● **DATA PROVIDED**
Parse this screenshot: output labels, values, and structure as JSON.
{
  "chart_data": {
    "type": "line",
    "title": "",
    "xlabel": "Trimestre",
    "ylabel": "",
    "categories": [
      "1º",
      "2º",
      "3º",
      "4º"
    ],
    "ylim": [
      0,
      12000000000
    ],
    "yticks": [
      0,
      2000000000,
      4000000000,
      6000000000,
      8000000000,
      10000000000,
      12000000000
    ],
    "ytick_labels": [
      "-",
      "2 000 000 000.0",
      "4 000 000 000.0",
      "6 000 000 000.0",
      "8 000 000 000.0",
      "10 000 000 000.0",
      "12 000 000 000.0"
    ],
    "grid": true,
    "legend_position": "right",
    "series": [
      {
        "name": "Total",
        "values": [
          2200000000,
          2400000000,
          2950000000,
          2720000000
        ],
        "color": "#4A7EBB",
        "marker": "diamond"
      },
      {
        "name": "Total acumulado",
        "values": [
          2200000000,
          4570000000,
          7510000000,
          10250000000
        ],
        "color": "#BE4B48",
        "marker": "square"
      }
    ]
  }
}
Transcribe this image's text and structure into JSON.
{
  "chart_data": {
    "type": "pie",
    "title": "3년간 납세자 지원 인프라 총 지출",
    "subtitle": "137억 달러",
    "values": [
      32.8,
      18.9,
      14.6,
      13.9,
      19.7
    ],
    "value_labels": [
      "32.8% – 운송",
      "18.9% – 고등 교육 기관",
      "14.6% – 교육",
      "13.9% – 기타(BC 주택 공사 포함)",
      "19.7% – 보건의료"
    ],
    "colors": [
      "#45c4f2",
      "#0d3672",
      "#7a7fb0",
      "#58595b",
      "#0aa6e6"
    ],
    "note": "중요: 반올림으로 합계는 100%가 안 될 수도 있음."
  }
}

---

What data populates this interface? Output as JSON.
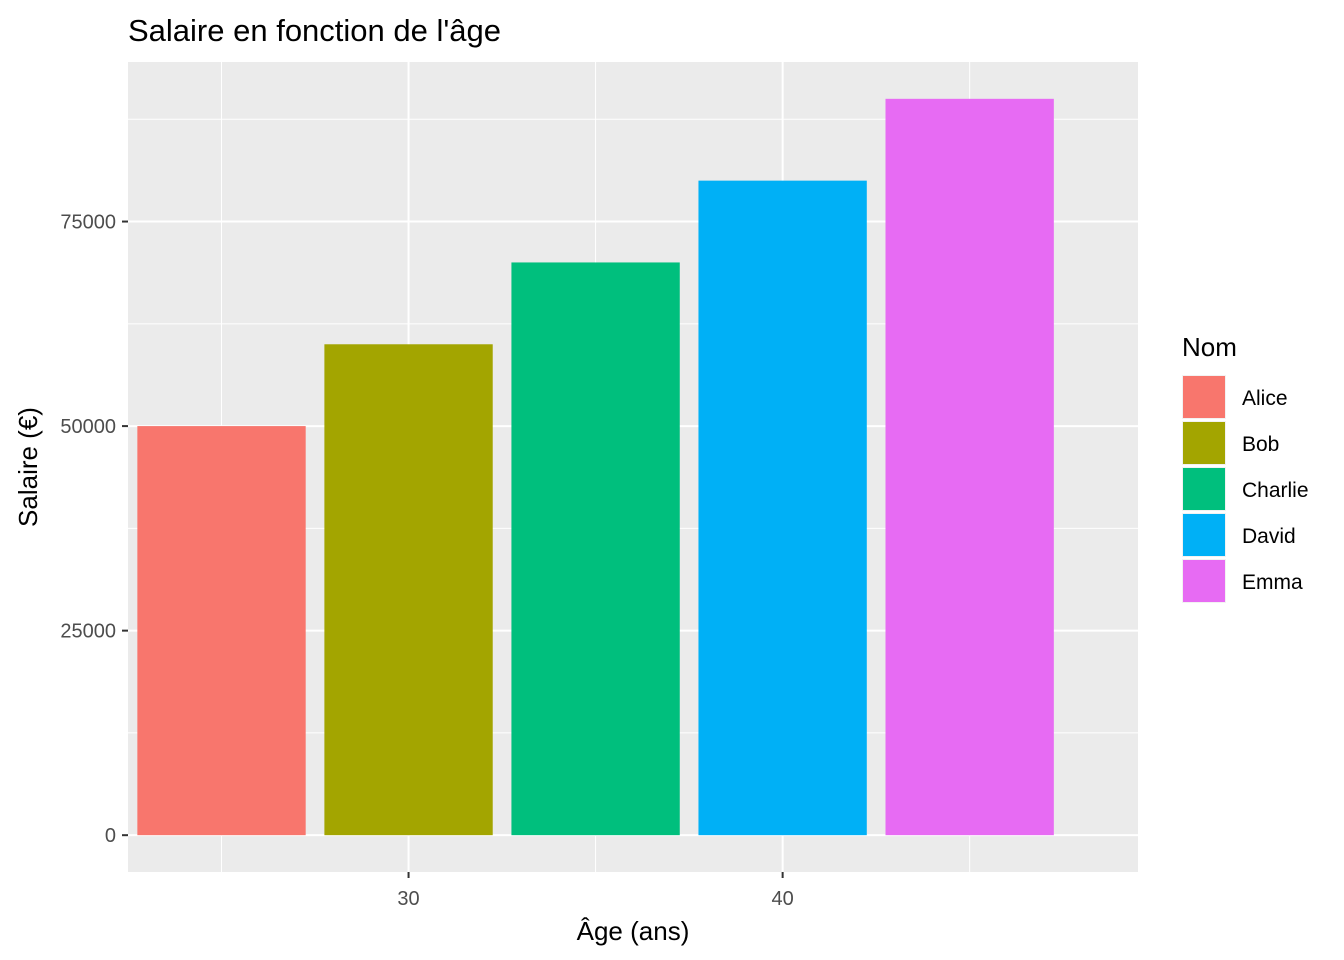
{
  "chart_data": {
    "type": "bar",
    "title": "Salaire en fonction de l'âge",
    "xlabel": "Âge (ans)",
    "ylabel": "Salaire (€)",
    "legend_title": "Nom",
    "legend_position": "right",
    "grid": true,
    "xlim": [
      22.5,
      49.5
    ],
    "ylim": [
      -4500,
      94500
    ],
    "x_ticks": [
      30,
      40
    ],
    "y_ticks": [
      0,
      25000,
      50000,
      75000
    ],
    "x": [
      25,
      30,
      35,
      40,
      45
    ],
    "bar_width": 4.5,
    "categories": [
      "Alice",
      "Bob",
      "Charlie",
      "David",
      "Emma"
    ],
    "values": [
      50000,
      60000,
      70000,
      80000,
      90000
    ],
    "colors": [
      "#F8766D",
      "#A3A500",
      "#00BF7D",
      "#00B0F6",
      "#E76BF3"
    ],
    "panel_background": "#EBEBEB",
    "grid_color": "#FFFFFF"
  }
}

● **GOAL**
From the data, list each line in which the string "structure" appears.

● **THE OUTPUT**
Parse this screenshot: output labels, values, and structure as JSON.
Transcribe this image's text and structure into JSON.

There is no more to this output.